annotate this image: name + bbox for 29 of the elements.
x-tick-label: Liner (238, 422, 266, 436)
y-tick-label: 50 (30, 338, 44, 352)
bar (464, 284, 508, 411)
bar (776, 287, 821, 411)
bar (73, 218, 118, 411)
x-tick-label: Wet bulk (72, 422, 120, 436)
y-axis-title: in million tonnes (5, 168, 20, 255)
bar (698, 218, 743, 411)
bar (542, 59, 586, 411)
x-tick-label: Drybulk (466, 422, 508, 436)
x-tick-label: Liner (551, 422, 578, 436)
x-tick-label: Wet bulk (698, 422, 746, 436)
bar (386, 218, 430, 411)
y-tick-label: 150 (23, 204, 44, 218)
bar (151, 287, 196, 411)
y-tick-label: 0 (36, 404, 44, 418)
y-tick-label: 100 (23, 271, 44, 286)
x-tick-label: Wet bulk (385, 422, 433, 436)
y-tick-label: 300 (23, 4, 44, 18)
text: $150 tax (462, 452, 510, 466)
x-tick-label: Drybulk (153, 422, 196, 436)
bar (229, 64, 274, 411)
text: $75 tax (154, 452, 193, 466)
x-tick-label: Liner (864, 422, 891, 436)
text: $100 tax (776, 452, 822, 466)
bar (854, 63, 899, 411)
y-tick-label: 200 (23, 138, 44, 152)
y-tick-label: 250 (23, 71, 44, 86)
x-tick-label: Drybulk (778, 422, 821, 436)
____________________
# Challenge
Present the items from the beginning through the line that contains "bar (151, 287, 196, 411)", including that line, as a numbered list with any blank lines omitted.

# Answer
1. annotate this image: name + bbox for 29 of the elements.
2. x-tick-label: Liner (238, 422, 266, 436)
3. y-tick-label: 50 (30, 338, 44, 352)
4. bar (464, 284, 508, 411)
5. bar (776, 287, 821, 411)
6. bar (73, 218, 118, 411)
7. x-tick-label: Wet bulk (72, 422, 120, 436)
8. y-axis-title: in million tonnes (5, 168, 20, 255)
9. bar (698, 218, 743, 411)
10. bar (542, 59, 586, 411)
11. x-tick-label: Drybulk (466, 422, 508, 436)
12. x-tick-label: Liner (551, 422, 578, 436)
13. x-tick-label: Wet bulk (698, 422, 746, 436)
14. bar (386, 218, 430, 411)
15. y-tick-label: 150 (23, 204, 44, 218)
16. bar (151, 287, 196, 411)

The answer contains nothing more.